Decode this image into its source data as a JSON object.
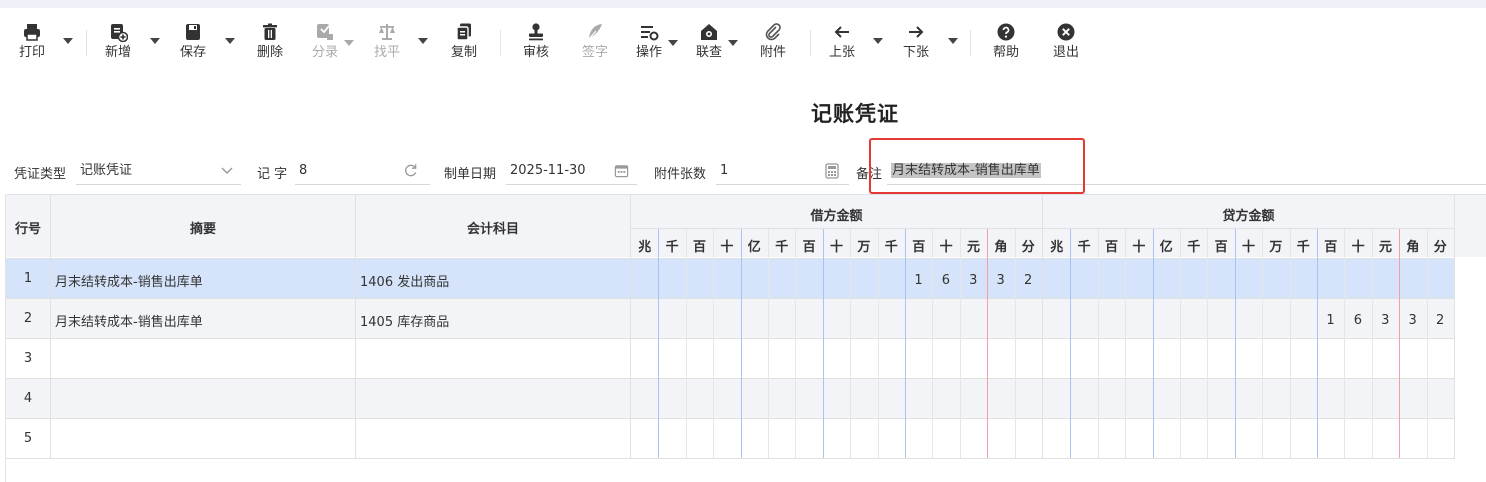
{
  "toolbar": {
    "print": "打印",
    "add": "新增",
    "save": "保存",
    "delete": "删除",
    "entry": "分录",
    "balance": "找平",
    "copy": "复制",
    "audit": "审核",
    "sign": "签字",
    "operate": "操作",
    "query": "联查",
    "attach": "附件",
    "prev": "上张",
    "next": "下张",
    "help": "帮助",
    "exit": "退出"
  },
  "title": "记账凭证",
  "form": {
    "voucher_type_label": "凭证类型",
    "voucher_type_value": "记账凭证",
    "word_label": "记 字",
    "word_value": "8",
    "date_label": "制单日期",
    "date_value": "2025-11-30",
    "attach_label": "附件张数",
    "attach_value": "1",
    "remark_label": "备注",
    "remark_value": "月末结转成本-销售出库单"
  },
  "table": {
    "col_line": "行号",
    "col_summary": "摘要",
    "col_account": "会计科目",
    "debit_header": "借方金额",
    "credit_header": "贷方金额",
    "digit_units": [
      "兆",
      "千",
      "百",
      "十",
      "亿",
      "千",
      "百",
      "十",
      "万",
      "千",
      "百",
      "十",
      "元",
      "角",
      "分"
    ],
    "rows": [
      {
        "no": "1",
        "summary": "月末结转成本-销售出库单",
        "account": "1406 发出商品",
        "debit": "16332",
        "credit": ""
      },
      {
        "no": "2",
        "summary": "月末结转成本-销售出库单",
        "account": "1405 库存商品",
        "debit": "",
        "credit": "16332"
      },
      {
        "no": "3",
        "summary": "",
        "account": "",
        "debit": "",
        "credit": ""
      },
      {
        "no": "4",
        "summary": "",
        "account": "",
        "debit": "",
        "credit": ""
      },
      {
        "no": "5",
        "summary": "",
        "account": "",
        "debit": "",
        "credit": ""
      }
    ]
  },
  "colors": {
    "selected_row": "#d6e4fb",
    "alt_row": "#f3f4f8",
    "blue_divider": "#a9c3f5",
    "red_divider": "#f2a0a6",
    "highlight_box": "#e53935"
  },
  "icons": [
    "printer-icon",
    "add-doc-icon",
    "save-icon",
    "trash-icon",
    "entry-icon",
    "scale-icon",
    "copy-icon",
    "stamp-icon",
    "feather-icon",
    "operate-icon",
    "link-home-icon",
    "paperclip-icon",
    "arrow-left-icon",
    "arrow-right-icon",
    "help-icon",
    "close-circle-icon",
    "chevron-down-icon",
    "refresh-icon",
    "calendar-icon",
    "calculator-icon"
  ]
}
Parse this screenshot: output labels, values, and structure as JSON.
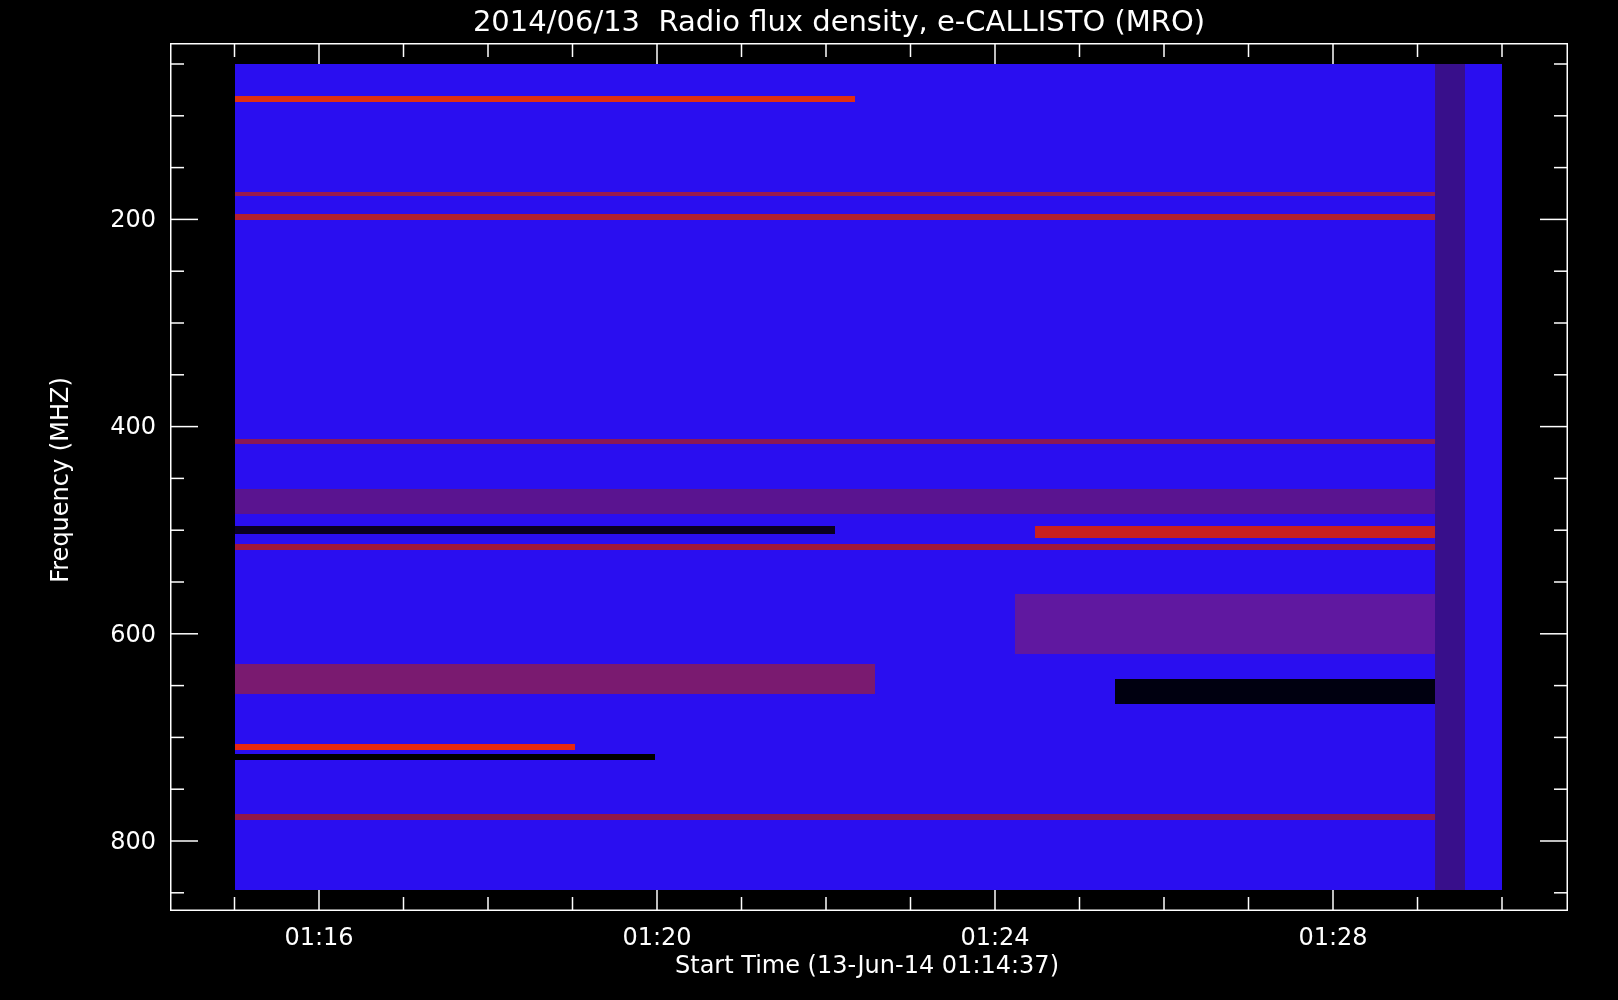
{
  "title": "2014/06/13  Radio flux density, e-CALLISTO (MRO)",
  "y_axis": {
    "label": "Frequency (MHZ)",
    "ticks": [
      "200",
      "400",
      "600",
      "800"
    ]
  },
  "x_axis": {
    "label": "Start Time (13-Jun-14 01:14:37)",
    "ticks": [
      "01:16",
      "01:20",
      "01:24",
      "01:28"
    ]
  }
}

····················

## [Directive]
Everything from the line that contains "Parse this screenshot: output" to the final line of the data is to be duplicated exactly, both ends included, except the pictures.

## [Task response]
Parse this screenshot: output labels, values, and structure as JSON.
{
  "title": "2014/06/13  Radio flux density, e-CALLISTO (MRO)",
  "y_axis": {
    "label": "Frequency (MHZ)",
    "ticks": [
      "200",
      "400",
      "600",
      "800"
    ]
  },
  "x_axis": {
    "label": "Start Time (13-Jun-14 01:14:37)",
    "ticks": [
      "01:16",
      "01:20",
      "01:24",
      "01:28"
    ]
  }
}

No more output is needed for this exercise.